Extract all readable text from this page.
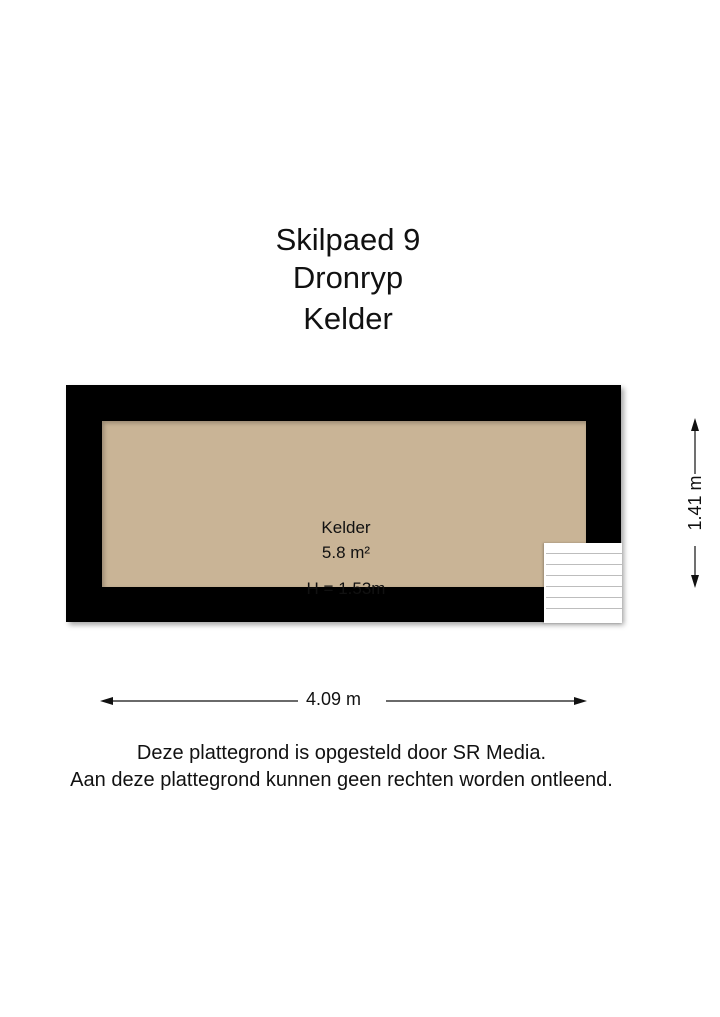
Skilpaed 9
Dronryp
Kelder
Kelder
5.8 m²
H = 1.53m
4.09 m
1.41 m
Deze plattegrond is opgesteld door SR Media.
Aan deze plattegrond kunnen geen rechten worden ontleend.
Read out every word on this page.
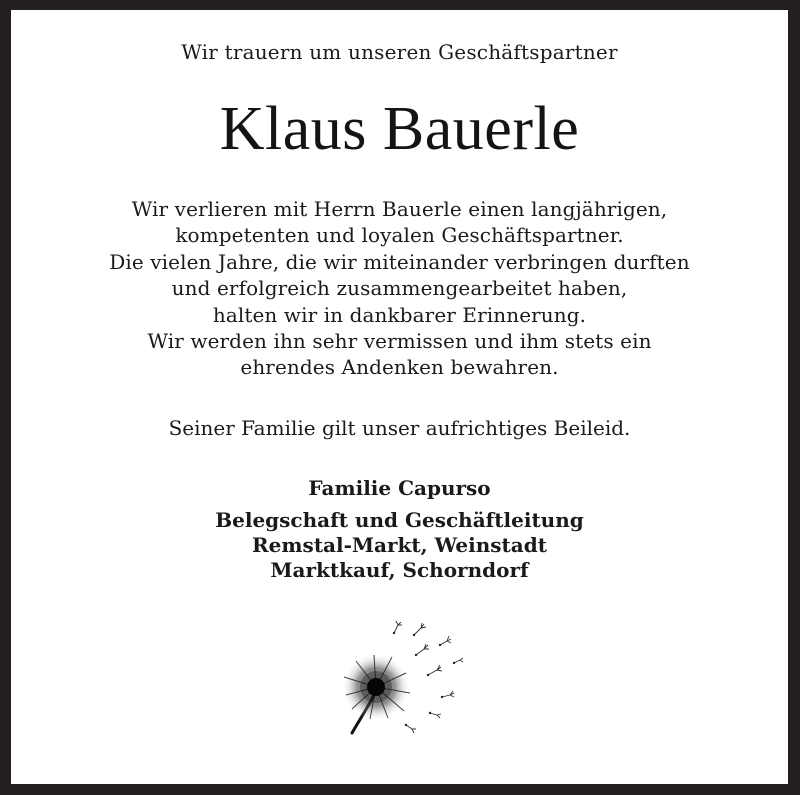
Wir trauern um unseren Geschäftspartner
Klaus Bauerle
Wir verlieren mit Herrn Bauerle einen langjährigen,
kompetenten und loyalen Geschäftspartner.
Die vielen Jahre, die wir miteinander verbringen durften
und erfolgreich zusammengearbeitet haben,
halten wir in dankbarer Erinnerung.
Wir werden ihn sehr vermissen und ihm stets ein
ehrendes Andenken bewahren.
Seiner Familie gilt unser aufrichtiges Beileid.
Familie Capurso
Belegschaft und Geschäftleitung
Remstal-Markt, Weinstadt
Marktkauf, Schorndorf
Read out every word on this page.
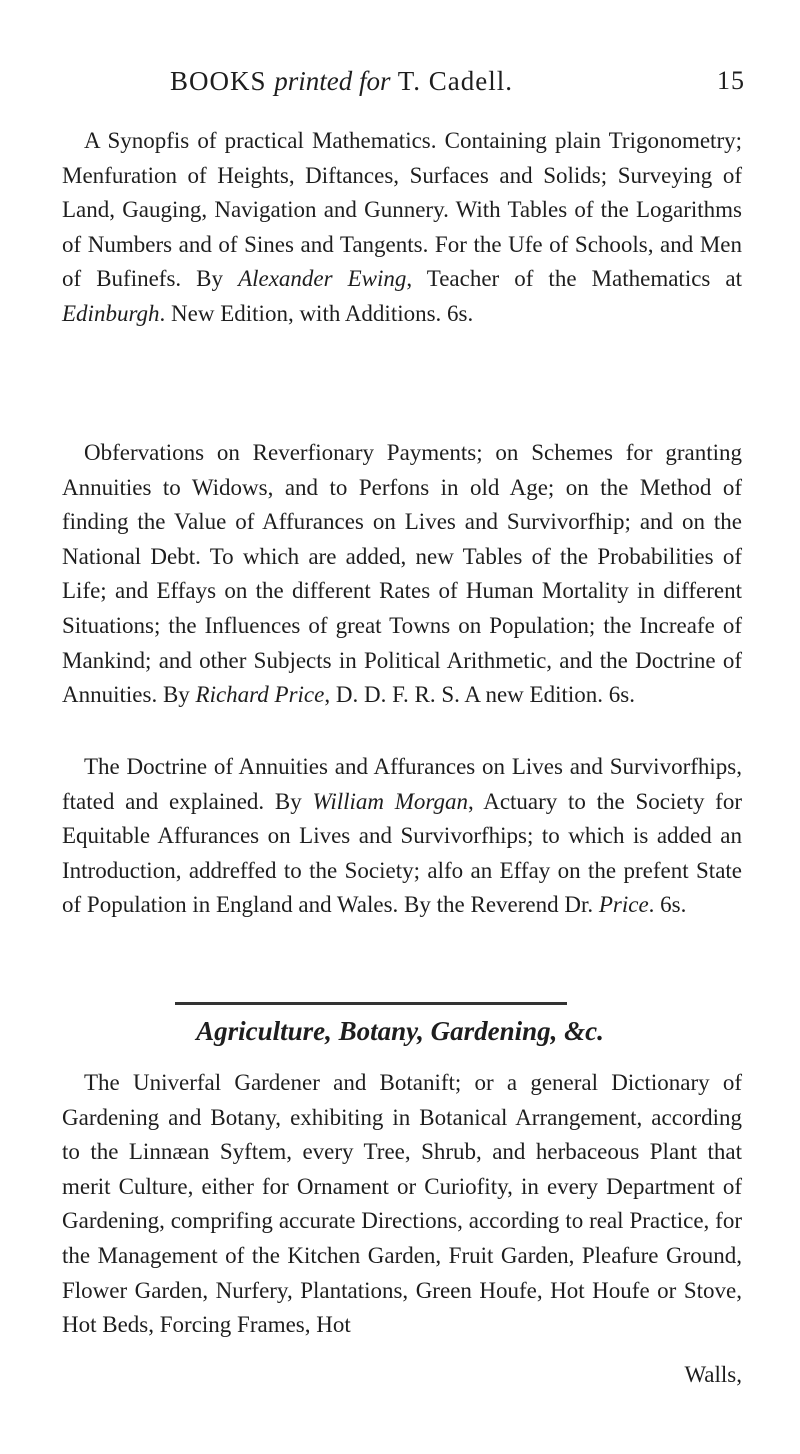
BOOKS printed for T. Cadell.	15

A Synopfis of practical Mathematics. Containing plain Trigonometry; Menfuration of Heights, Diftances, Surfaces and Solids; Surveying of Land, Gauging, Navigation and Gunnery. With Tables of the Logarithms of Numbers and of Sines and Tangents. For the Ufe of Schools, and Men of Bufinefs. By Alexander Ewing, Teacher of the Mathematics at Edinburgh. New Edition, with Additions. 6s.

Obfervations on Reverfionary Payments; on Schemes for granting Annuities to Widows, and to Perfons in old Age; on the Method of finding the Value of Affurances on Lives and Survivorfhip; and on the National Debt. To which are added, new Tables of the Probabilities of Life; and Effays on the different Rates of Human Mortality in different Situations; the Influences of great Towns on Population; the Increafe of Mankind; and other Subjects in Political Arithmetic, and the Doctrine of Annuities. By Richard Price, D. D. F. R. S. A new Edition. 6s.

The Doctrine of Annuities and Affurances on Lives and Survivorfhips, ftated and explained. By William Morgan, Actuary to the Society for Equitable Affurances on Lives and Survivorfhips; to which is added an Introduction, addreffed to the Society; alfo an Effay on the prefent State of Population in England and Wales. By the Reverend Dr. Price. 6s.

Agriculture, Botany, Gardening, &c.

The Univerfal Gardener and Botanift; or a general Dictionary of Gardening and Botany, exhibiting in Botanical Arrangement, according to the Linnæan Syftem, every Tree, Shrub, and herbaceous Plant that merit Culture, either for Ornament or Curiofity, in every Department of Gardening, comprifing accurate Directions, according to real Practice, for the Management of the Kitchen Garden, Fruit Garden, Pleafure Ground, Flower Garden, Nurfery, Plantations, Green Houfe, Hot Houfe or Stove, Hot Beds, Forcing Frames, Hot

Walls,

.....

> **Task goal**
Skip the images and write out the rest of the listing exactly.

> **Response**
Extract all readable text from this page.
Skilpaed 9
Dronryp
Kelder
Kelder
5.8 m²
H = 1.53m
4.09 m
1.41 m
Deze plattegrond is opgesteld door SR Media.
Aan deze plattegrond kunnen geen rechten worden ontleend.
Read out every word on this page.
Wir trauern um unseren Geschäftspartner
Klaus Bauerle
Wir verlieren mit Herrn Bauerle einen langjährigen,
kompetenten und loyalen Geschäftspartner.
Die vielen Jahre, die wir miteinander verbringen durften
und erfolgreich zusammengearbeitet haben,
halten wir in dankbarer Erinnerung.
Wir werden ihn sehr vermissen und ihm stets ein
ehrendes Andenken bewahren.
Seiner Familie gilt unser aufrichtiges Beileid.
Familie Capurso
Belegschaft und Geschäftleitung
Remstal-Markt, Weinstadt
Marktkauf, Schorndorf
Read out every word on this page.
BOOKS printed for T. Cadell.	15

A Synopfis of practical Mathematics. Containing plain Trigonometry; Menfuration of Heights, Diftances, Surfaces and Solids; Surveying of Land, Gauging, Navigation and Gunnery. With Tables of the Logarithms of Numbers and of Sines and Tangents. For the Ufe of Schools, and Men of Bufinefs. By Alexander Ewing, Teacher of the Mathematics at Edinburgh. New Edition, with Additions. 6s.

Obfervations on Reverfionary Payments; on Schemes for granting Annuities to Widows, and to Perfons in old Age; on the Method of finding the Value of Affurances on Lives and Survivorfhip; and on the National Debt. To which are added, new Tables of the Probabilities of Life; and Effays on the different Rates of Human Mortality in different Situations; the Influences of great Towns on Population; the Increafe of Mankind; and other Subjects in Political Arithmetic, and the Doctrine of Annuities. By Richard Price, D. D. F. R. S. A new Edition. 6s.

The Doctrine of Annuities and Affurances on Lives and Survivorfhips, ftated and explained. By William Morgan, Actuary to the Society for Equitable Affurances on Lives and Survivorfhips; to which is added an Introduction, addreffed to the Society; alfo an Effay on the prefent State of Population in England and Wales. By the Reverend Dr. Price. 6s.

Agriculture, Botany, Gardening, &c.

The Univerfal Gardener and Botanift; or a general Dictionary of Gardening and Botany, exhibiting in Botanical Arrangement, according to the Linnæan Syftem, every Tree, Shrub, and herbaceous Plant that merit Culture, either for Ornament or Curiofity, in every Department of Gardening, comprifing accurate Directions, according to real Practice, for the Management of the Kitchen Garden, Fruit Garden, Pleafure Ground, Flower Garden, Nurfery, Plantations, Green Houfe, Hot Houfe or Stove, Hot Beds, Forcing Frames, Hot

Walls,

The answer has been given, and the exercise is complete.